Job
Extract every line that includes the string "dead".

=-=-=-=-=

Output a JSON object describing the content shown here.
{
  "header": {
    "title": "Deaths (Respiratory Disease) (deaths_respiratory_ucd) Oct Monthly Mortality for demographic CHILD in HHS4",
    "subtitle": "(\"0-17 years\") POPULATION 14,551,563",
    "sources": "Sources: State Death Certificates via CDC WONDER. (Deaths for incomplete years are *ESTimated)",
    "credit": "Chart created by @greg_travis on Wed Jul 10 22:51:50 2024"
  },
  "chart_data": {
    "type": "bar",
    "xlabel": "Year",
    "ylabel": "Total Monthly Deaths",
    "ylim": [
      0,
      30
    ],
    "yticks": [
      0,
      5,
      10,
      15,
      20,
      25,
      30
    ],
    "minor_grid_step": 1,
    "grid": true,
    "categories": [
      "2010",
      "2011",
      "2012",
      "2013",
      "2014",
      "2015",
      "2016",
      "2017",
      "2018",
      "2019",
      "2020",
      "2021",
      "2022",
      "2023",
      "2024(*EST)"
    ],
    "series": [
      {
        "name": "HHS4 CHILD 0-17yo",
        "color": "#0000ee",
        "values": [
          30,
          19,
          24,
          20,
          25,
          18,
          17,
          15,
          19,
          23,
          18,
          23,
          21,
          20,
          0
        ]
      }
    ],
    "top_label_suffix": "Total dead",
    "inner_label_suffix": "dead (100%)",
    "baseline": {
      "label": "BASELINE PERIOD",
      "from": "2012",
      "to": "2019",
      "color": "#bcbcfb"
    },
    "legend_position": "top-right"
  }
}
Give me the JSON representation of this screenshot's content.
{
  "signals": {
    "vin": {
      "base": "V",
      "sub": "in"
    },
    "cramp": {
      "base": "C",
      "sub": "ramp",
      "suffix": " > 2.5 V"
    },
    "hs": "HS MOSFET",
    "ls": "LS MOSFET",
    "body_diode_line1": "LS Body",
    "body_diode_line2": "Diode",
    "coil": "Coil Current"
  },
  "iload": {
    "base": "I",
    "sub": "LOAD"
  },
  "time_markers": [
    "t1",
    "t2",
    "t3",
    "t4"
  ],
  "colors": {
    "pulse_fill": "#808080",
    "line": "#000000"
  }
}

=-=-=-=-=

The response
    "top_label_suffix": "Total dead",
    "inner_label_suffix": "dead (100%)",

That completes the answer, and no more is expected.